◆ **Data excerpts**:
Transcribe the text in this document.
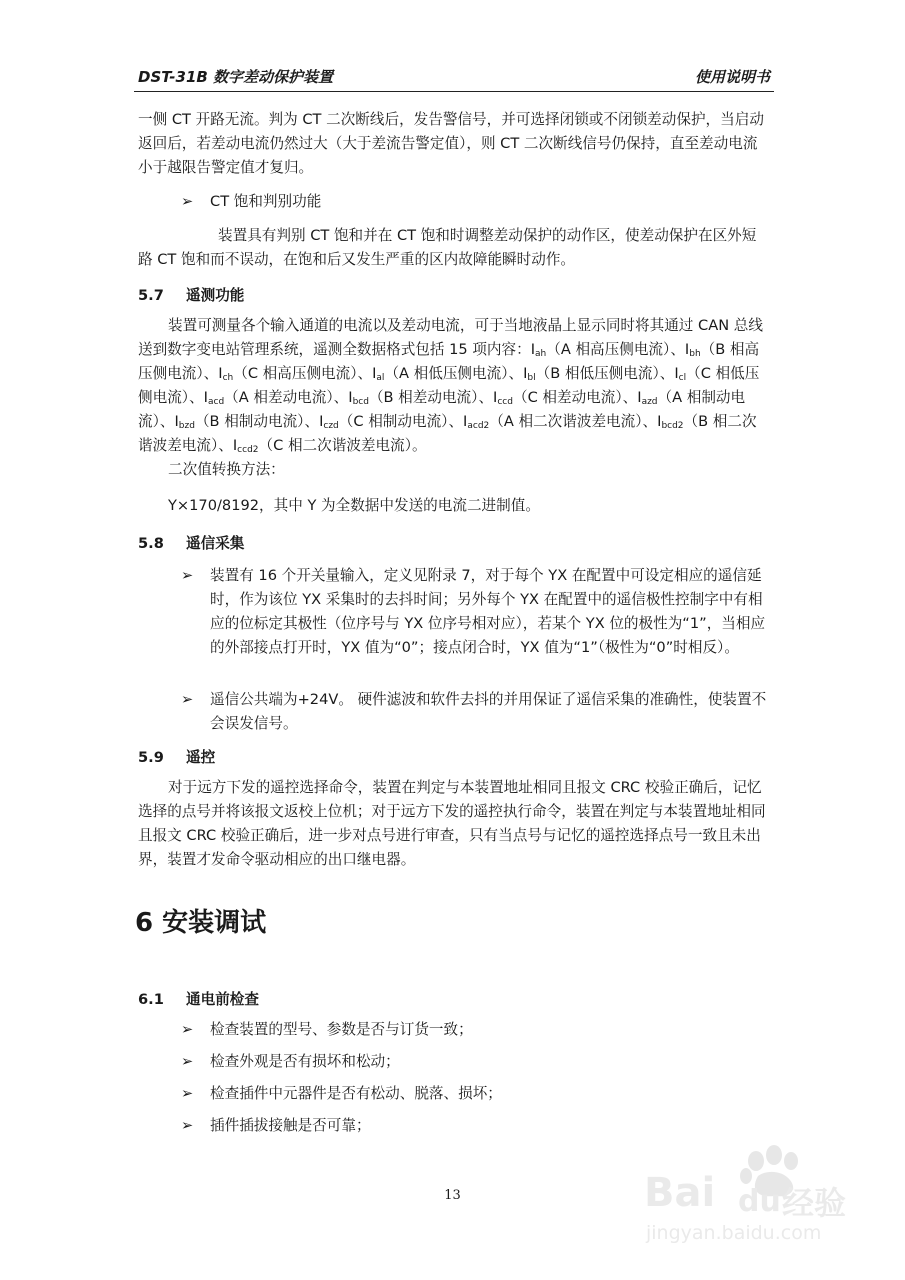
DST-31B 数字差动保护装置	使用说明书

一侧 CT 开路无流。判为 CT 二次断线后，发告警信号，并可选择闭锁或不闭锁差动保护，当启动返回后，若差动电流仍然过大（大于差流告警定值），则 CT 二次断线信号仍保持，直至差动电流小于越限告警定值才复归。

➢ CT 饱和判别功能

装置具有判别 CT 饱和并在 CT 饱和时调整差动保护的动作区，使差动保护在区外短路 CT 饱和而不误动，在饱和后又发生严重的区内故障能瞬时动作。

5.7 遥测功能

装置可测量各个输入通道的电流以及差动电流，可于当地液晶上显示同时将其通过 CAN 总线送到数字变电站管理系统，遥测全数据格式包括 15 项内容：$I_{ah}(A$ 相高压侧电流）、$I_{bh}(B$ 相高压侧电流）、$I_{ch}(C$ 相高压侧电流）、$I_{al}(A$ 相低压侧电流）、$I_{bl}(B$ 相低压侧电流）、$I_{cl}(C$ 相低压侧电流）、$I_{acd}(A$ 相差动电流）、$I_{bcd}(B$ 相差动电流）、$I_{ccd}(C$ 相差动电流）、$I_{azd}(A$ 相制动电流）、$I_{bzd}(B$ 相制动电流）、$I_{czd}(C$ 相制动电流）、$I_{acd2}(A$ 相二次谐波差电流）、$I_{bcd2}(B$ 相二次谐波差电流）、$I_{ccd2}(C$ 相二次谐波差电流）。

二次值转换方法：

Y×170/8192，其中 Y 为全数据中发送的电流二进制值。

5.8 遥信采集
➢ 装置有 16 个开关量输入，定义见附录 7，对于每个 YX 在配置中可设定相应的遥信延时，作为该位 YX 采集时的去抖时间；另外每个 YX 在配置中的遥信极性控制字中有相应的位标定其极性（位序号与 YX 位序号相对应），若某个 YX 位的极性为“1”，当相应的外部接点打开时，YX 值为“0”；接点闭合时，YX 值为“1”（极性为“0”时相反）。
➢ 遥信公共端为+24V。 硬件滤波和软件去抖的并用保证了遥信采集的准确性，使装置不会误发信号。
5.9 遥控

对于远方下发的遥控选择命令，装置在判定与本装置地址相同且报文 CRC 校验正确后，记忆选择的点号并将该报文返校上位机；对于远方下发的遥控执行命令，装置在判定与本装置地址相同且报文 CRC 校验正确后，进一步对点号进行审查，只有当点号与记忆的遥控选择点号一致且未出界，装置才发命令驱动相应的出口继电器。

6 安装调试
6.1 通电前检查
➢ 检查装置的型号、参数是否与订货一致；
➢ 检查外观是否有损坏和松动；
➢ 检查插件中元器件是否有松动、脱落、损坏；
➢ 插件插拔接触是否可靠；
13	Bai du 经验
jingyan.baidu.com
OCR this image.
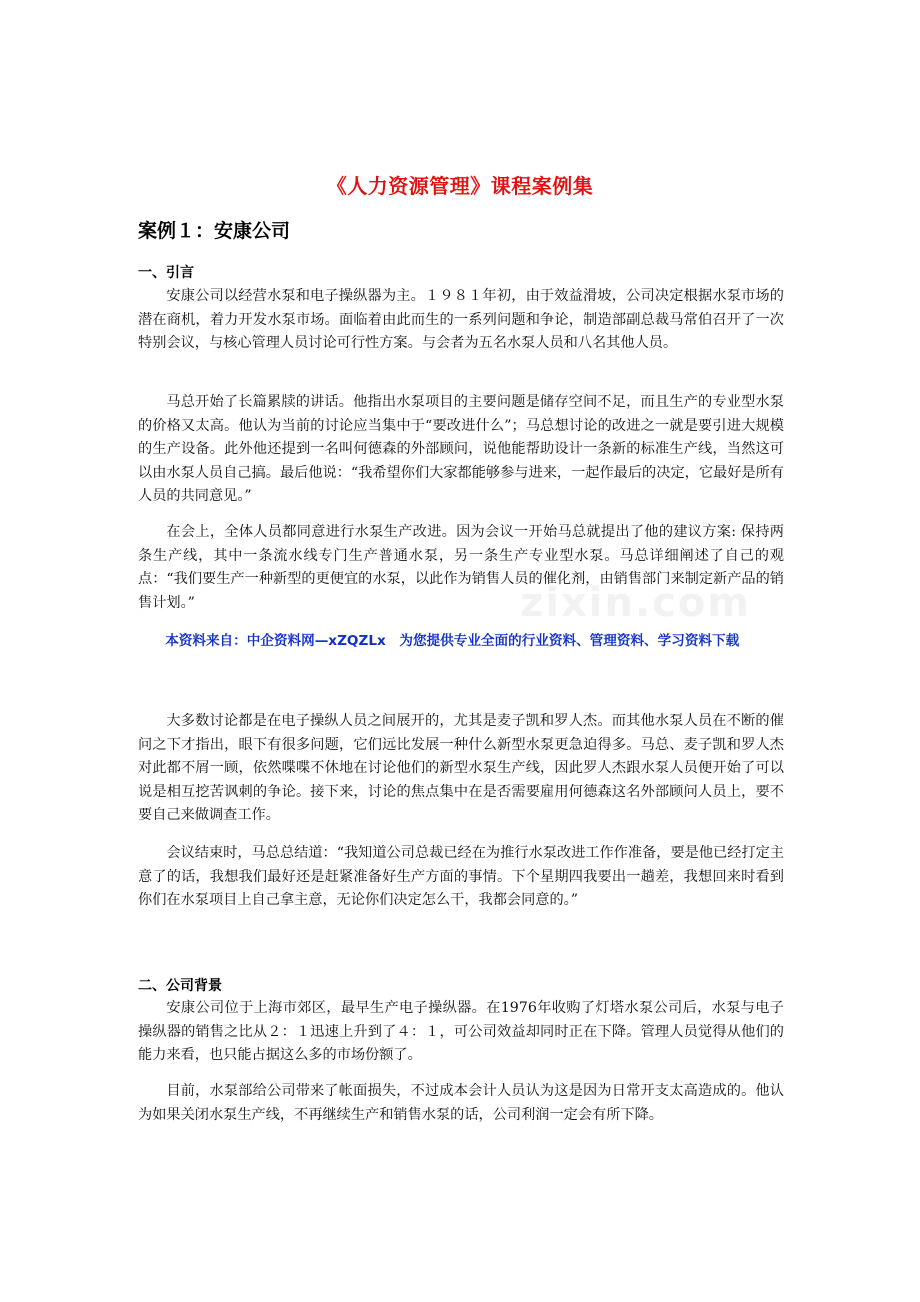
zixin.com
《人力资源管理》课程案例集
案例１：安康公司
一、引言

安康公司以经营水泵和电子操纵器为主。１９８１年初，由于效益滑坡，公司决定根据水泵市场的潜在商机，着力开发水泵市场。面临着由此而生的一系列问题和争论，制造部副总裁马常伯召开了一次特别会议，与核心管理人员讨论可行性方案。与会者为五名水泵人员和八名其他人员。

马总开始了长篇累牍的讲话。他指出水泵项目的主要问题是储存空间不足，而且生产的专业型水泵的价格又太高。他认为当前的讨论应当集中于“要改进什么”；马总想讨论的改进之一就是要引进大规模的生产设备。此外他还提到一名叫何德森的外部顾问，说他能帮助设计一条新的标准生产线，当然这可以由水泵人员自己搞。最后他说：“我希望你们大家都能够参与进来，一起作最后的决定，它最好是所有人员的共同意见。”

在会上，全体人员都同意进行水泵生产改进。因为会议一开始马总就提出了他的建议方案: 保持两条生产线，其中一条流水线专门生产普通水泵，另一条生产专业型水泵。马总详细阐述了自己的观点：“我们要生产一种新型的更便宜的水泵，以此作为销售人员的催化剂，由销售部门来制定新产品的销售计划。”

本资料来自：中企资料网—xZQZLx　为您提供专业全面的行业资料、管理资料、学习资料下载

大多数讨论都是在电子操纵人员之间展开的，尤其是麦子凯和罗人杰。而其他水泵人员在不断的催问之下才指出，眼下有很多问题，它们远比发展一种什么新型水泵更急迫得多。马总、麦子凯和罗人杰对此都不屑一顾，依然喋喋不休地在讨论他们的新型水泵生产线，因此罗人杰跟水泵人员便开始了可以说是相互挖苦讽刺的争论。接下来，讨论的焦点集中在是否需要雇用何德森这名外部顾问人员上，要不要自己来做调查工作。

会议结束时，马总总结道：“我知道公司总裁已经在为推行水泵改进工作作准备，要是他已经打定主意了的话，我想我们最好还是赶紧准备好生产方面的事情。下个星期四我要出一趟差，我想回来时看到你们在水泵项目上自己拿主意，无论你们决定怎么干，我都会同意的。”

二、公司背景

安康公司位于上海市郊区，最早生产电子操纵器。在1976年收购了灯塔水泵公司后，水泵与电子操纵器的销售之比从２：１迅速上升到了４：１，可公司效益却同时正在下降。管理人员觉得从他们的能力来看，也只能占据这么多的市场份额了。

目前，水泵部给公司带来了帐面损失，不过成本会计人员认为这是因为日常开支太高造成的。他认为如果关闭水泵生产线，不再继续生产和销售水泵的话，公司利润一定会有所下降。
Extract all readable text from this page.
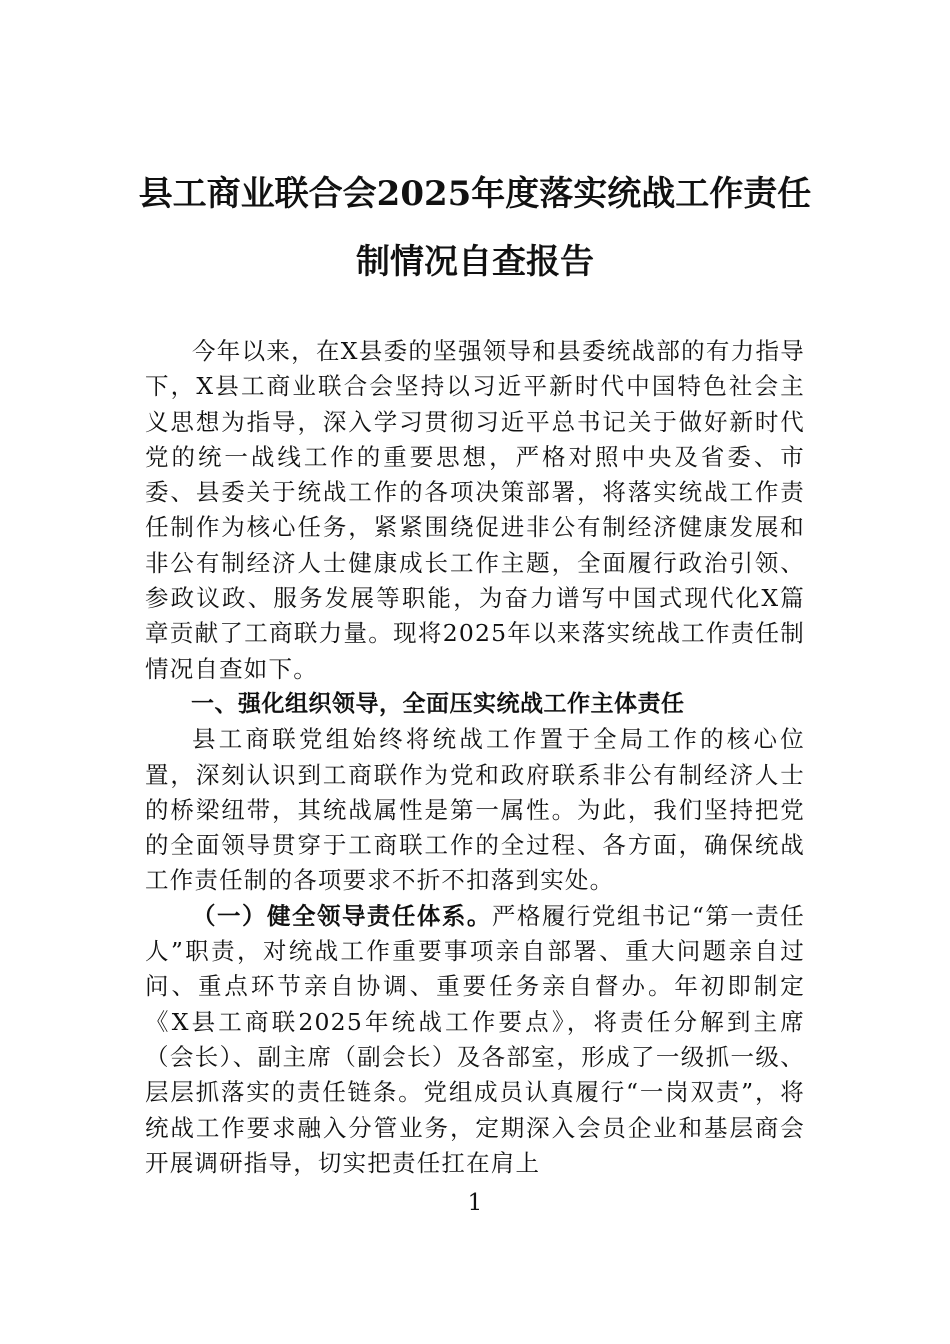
县工商业联合会2025年度落实统战工作责任制情况自查报告

今年以来，在X县委的坚强领导和县委统战部的有力指导下，X县工商业联合会坚持以习近平新时代中国特色社会主义思想为指导，深入学习贯彻习近平总书记关于做好新时代党的统一战线工作的重要思想，严格对照中央及省委、市委、县委关于统战工作的各项决策部署，将落实统战工作责任制作为核心任务，紧紧围绕促进非公有制经济健康发展和非公有制经济人士健康成长工作主题，全面履行政治引领、参政议政、服务发展等职能，为奋力谱写中国式现代化X篇章贡献了工商联力量。现将2025年以来落实统战工作责任制情况自查如下。

一、强化组织领导，全面压实统战工作主体责任

县工商联党组始终将统战工作置于全局工作的核心位置，深刻认识到工商联作为党和政府联系非公有制经济人士的桥梁纽带，其统战属性是第一属性。为此，我们坚持把党的全面领导贯穿于工商联工作的全过程、各方面，确保统战工作责任制的各项要求不折不扣落到实处。

（一）健全领导责任体系。严格履行党组书记“第一责任人”职责，对统战工作重要事项亲自部署、重大问题亲自过问、重点环节亲自协调、重要任务亲自督办。年初即制定《X县工商联2025年统战工作要点》，将责任分解到主席（会长）、副主席（副会长）及各部室，形成了一级抓一级、层层抓落实的责任链条。党组成员认真履行“一岗双责”，将统战工作要求融入分管业务，定期深入会员企业和基层商会开展调研指导，切实把责任扛在肩上

1
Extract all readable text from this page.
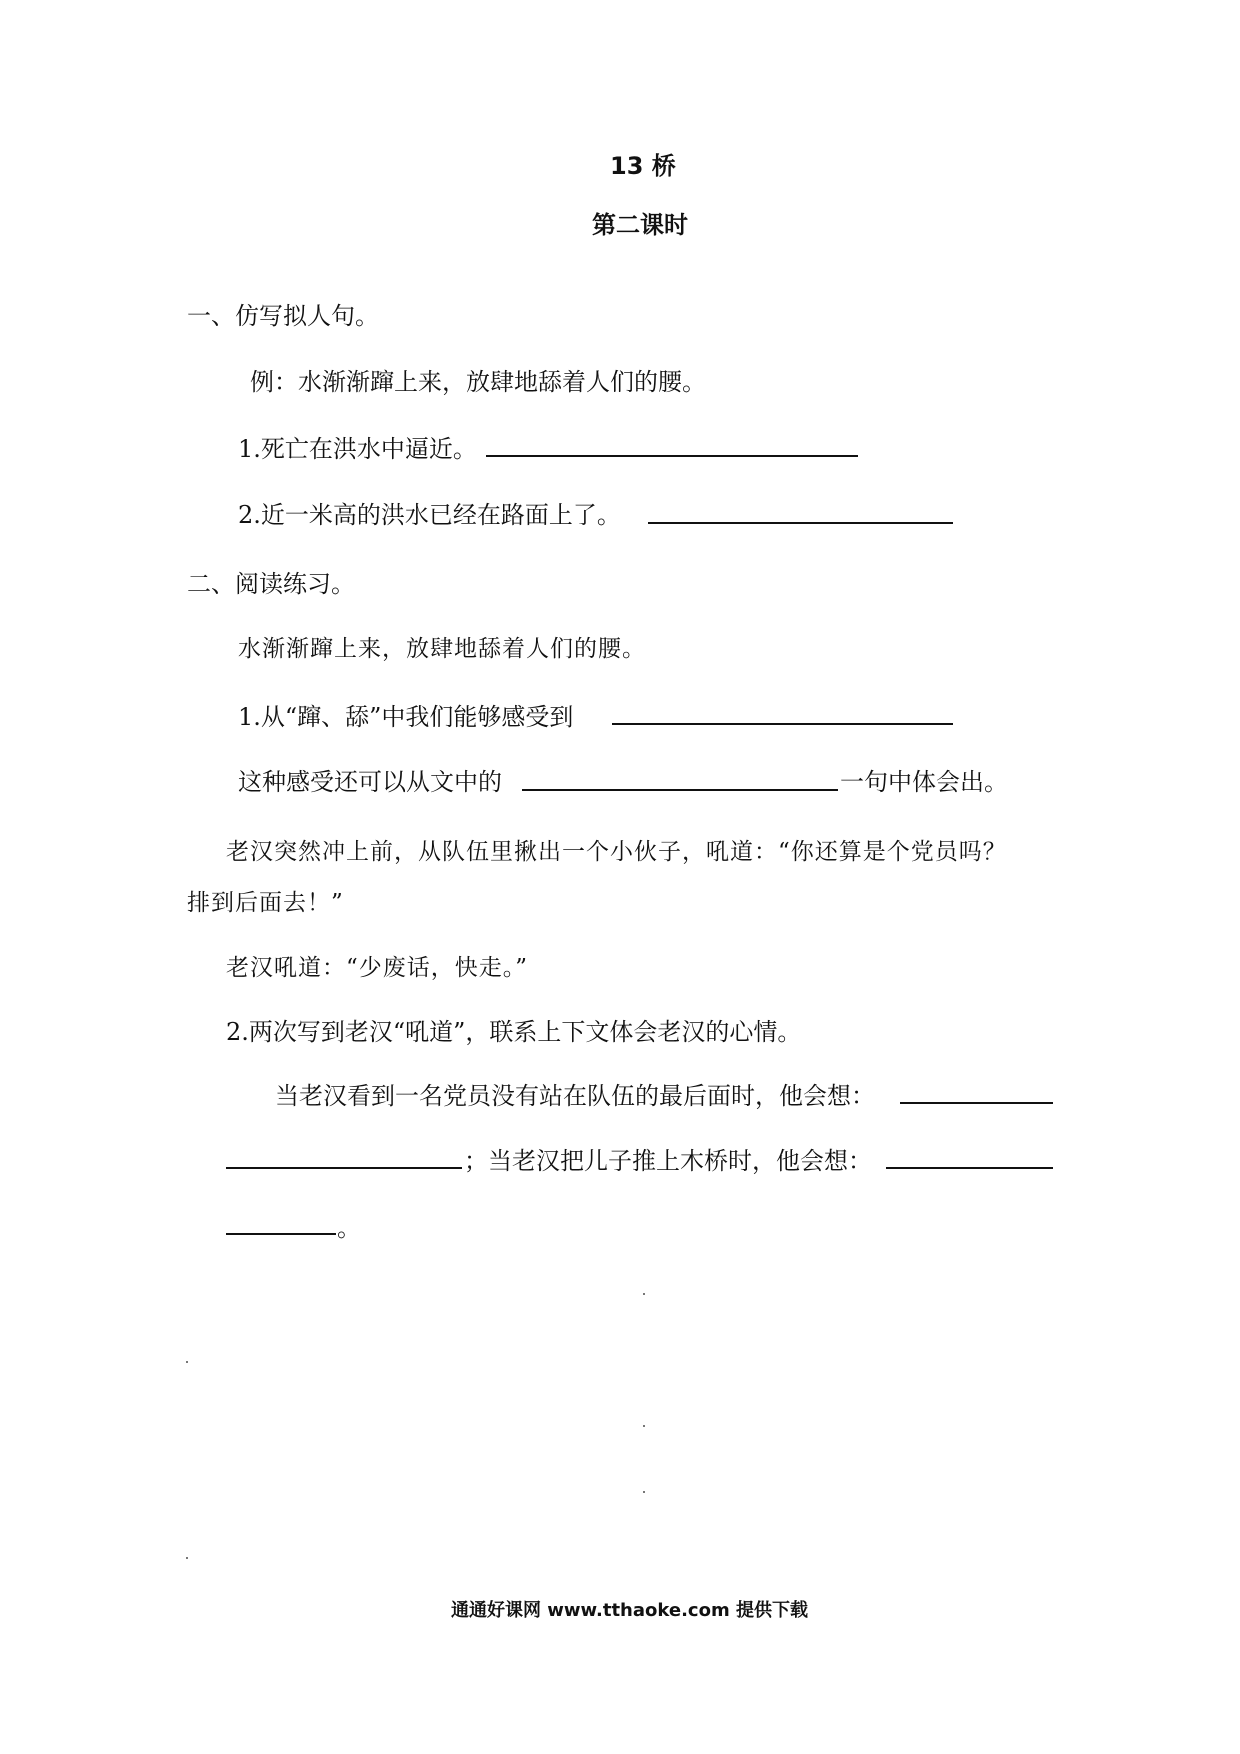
13 桥
第二课时
一、仿写拟人句。
例：水渐渐蹿上来，放肆地舔着人们的腰。
1.死亡在洪水中逼近。
2.近一米高的洪水已经在路面上了。
二、阅读练习。
水渐渐蹿上来，放肆地舔着人们的腰。
1.从“蹿、舔”中我们能够感受到
这种感受还可以从文中的	一句中体会出。
老汉突然冲上前，从队伍里揪出一个小伙子，吼道：“你还算是个党员吗？
排到后面去！”
老汉吼道：“少废话，快走。”
2.两次写到老汉“吼道”，联系上下文体会老汉的心情。
当老汉看到一名党员没有站在队伍的最后面时，他会想：
；当老汉把儿子推上木桥时，他会想：
。
通通好课网 www.tthaoke.com 提供下载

◆ **Short exercise**: Copy each line of the preceding data that contains the string "水渐渐蹿上来".

◆ **Problem solution**:
例：水渐渐蹿上来，放肆地舔着人们的腰。
水渐渐蹿上来，放肆地舔着人们的腰。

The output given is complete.